• **Material for the task**:

══════════════════════════════

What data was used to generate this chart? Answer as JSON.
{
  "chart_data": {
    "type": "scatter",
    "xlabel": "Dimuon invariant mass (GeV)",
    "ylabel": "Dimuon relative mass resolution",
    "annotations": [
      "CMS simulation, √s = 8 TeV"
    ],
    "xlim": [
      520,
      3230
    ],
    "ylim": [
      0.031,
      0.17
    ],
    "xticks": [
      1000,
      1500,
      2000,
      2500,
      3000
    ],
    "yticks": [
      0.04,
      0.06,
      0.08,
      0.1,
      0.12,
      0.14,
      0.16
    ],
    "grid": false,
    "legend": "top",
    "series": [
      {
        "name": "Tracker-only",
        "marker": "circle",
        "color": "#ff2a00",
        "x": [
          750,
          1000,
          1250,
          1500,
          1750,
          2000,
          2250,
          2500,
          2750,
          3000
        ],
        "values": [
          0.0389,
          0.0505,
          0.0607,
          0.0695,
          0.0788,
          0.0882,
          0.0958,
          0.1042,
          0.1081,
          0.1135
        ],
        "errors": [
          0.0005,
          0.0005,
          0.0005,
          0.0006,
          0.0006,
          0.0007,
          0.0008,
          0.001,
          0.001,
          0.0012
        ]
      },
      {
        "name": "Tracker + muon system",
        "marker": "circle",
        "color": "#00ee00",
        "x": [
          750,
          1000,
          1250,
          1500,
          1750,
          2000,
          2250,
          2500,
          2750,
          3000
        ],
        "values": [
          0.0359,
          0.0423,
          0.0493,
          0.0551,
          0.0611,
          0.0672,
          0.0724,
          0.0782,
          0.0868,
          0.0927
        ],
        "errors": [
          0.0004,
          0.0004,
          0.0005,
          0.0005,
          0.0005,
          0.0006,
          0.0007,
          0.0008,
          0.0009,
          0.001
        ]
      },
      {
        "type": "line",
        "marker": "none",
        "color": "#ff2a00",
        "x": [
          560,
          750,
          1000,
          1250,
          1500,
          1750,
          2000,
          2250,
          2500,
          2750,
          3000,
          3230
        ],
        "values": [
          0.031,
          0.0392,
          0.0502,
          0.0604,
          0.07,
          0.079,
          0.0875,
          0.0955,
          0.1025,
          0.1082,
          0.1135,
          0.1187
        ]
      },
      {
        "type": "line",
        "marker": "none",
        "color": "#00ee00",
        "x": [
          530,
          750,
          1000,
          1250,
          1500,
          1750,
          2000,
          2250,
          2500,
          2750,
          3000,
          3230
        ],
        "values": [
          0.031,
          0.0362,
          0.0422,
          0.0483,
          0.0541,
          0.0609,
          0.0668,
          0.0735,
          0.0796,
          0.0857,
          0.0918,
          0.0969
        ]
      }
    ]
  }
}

══════════════════════════════

• **Prompt**:
Write out the whole listing again. Match it word for word.

• **The result**:
What data was used to generate this chart? Answer as JSON.
{
  "chart_data": {
    "type": "scatter",
    "xlabel": "Dimuon invariant mass (GeV)",
    "ylabel": "Dimuon relative mass resolution",
    "annotations": [
      "CMS simulation, √s = 8 TeV"
    ],
    "xlim": [
      520,
      3230
    ],
    "ylim": [
      0.031,
      0.17
    ],
    "xticks": [
      1000,
      1500,
      2000,
      2500,
      3000
    ],
    "yticks": [
      0.04,
      0.06,
      0.08,
      0.1,
      0.12,
      0.14,
      0.16
    ],
    "grid": false,
    "legend": "top",
    "series": [
      {
        "name": "Tracker-only",
        "marker": "circle",
        "color": "#ff2a00",
        "x": [
          750,
          1000,
          1250,
          1500,
          1750,
          2000,
          2250,
          2500,
          2750,
          3000
        ],
        "values": [
          0.0389,
          0.0505,
          0.0607,
          0.0695,
          0.0788,
          0.0882,
          0.0958,
          0.1042,
          0.1081,
          0.1135
        ],
        "errors": [
          0.0005,
          0.0005,
          0.0005,
          0.0006,
          0.0006,
          0.0007,
          0.0008,
          0.001,
          0.001,
          0.0012
        ]
      },
      {
        "name": "Tracker + muon system",
        "marker": "circle",
        "color": "#00ee00",
        "x": [
          750,
          1000,
          1250,
          1500,
          1750,
          2000,
          2250,
          2500,
          2750,
          3000
        ],
        "values": [
          0.0359,
          0.0423,
          0.0493,
          0.0551,
          0.0611,
          0.0672,
          0.0724,
          0.0782,
          0.0868,
          0.0927
        ],
        "errors": [
          0.0004,
          0.0004,
          0.0005,
          0.0005,
          0.0005,
          0.0006,
          0.0007,
          0.0008,
          0.0009,
          0.001
        ]
      },
      {
        "type": "line",
        "marker": "none",
        "color": "#ff2a00",
        "x": [
          560,
          750,
          1000,
          1250,
          1500,
          1750,
          2000,
          2250,
          2500,
          2750,
          3000,
          3230
        ],
        "values": [
          0.031,
          0.0392,
          0.0502,
          0.0604,
          0.07,
          0.079,
          0.0875,
          0.0955,
          0.1025,
          0.1082,
          0.1135,
          0.1187
        ]
      },
      {
        "type": "line",
        "marker": "none",
        "color": "#00ee00",
        "x": [
          530,
          750,
          1000,
          1250,
          1500,
          1750,
          2000,
          2250,
          2500,
          2750,
          3000,
          3230
        ],
        "values": [
          0.031,
          0.0362,
          0.0422,
          0.0483,
          0.0541,
          0.0609,
          0.0668,
          0.0735,
          0.0796,
          0.0857,
          0.0918,
          0.0969
        ]
      }
    ]
  }
}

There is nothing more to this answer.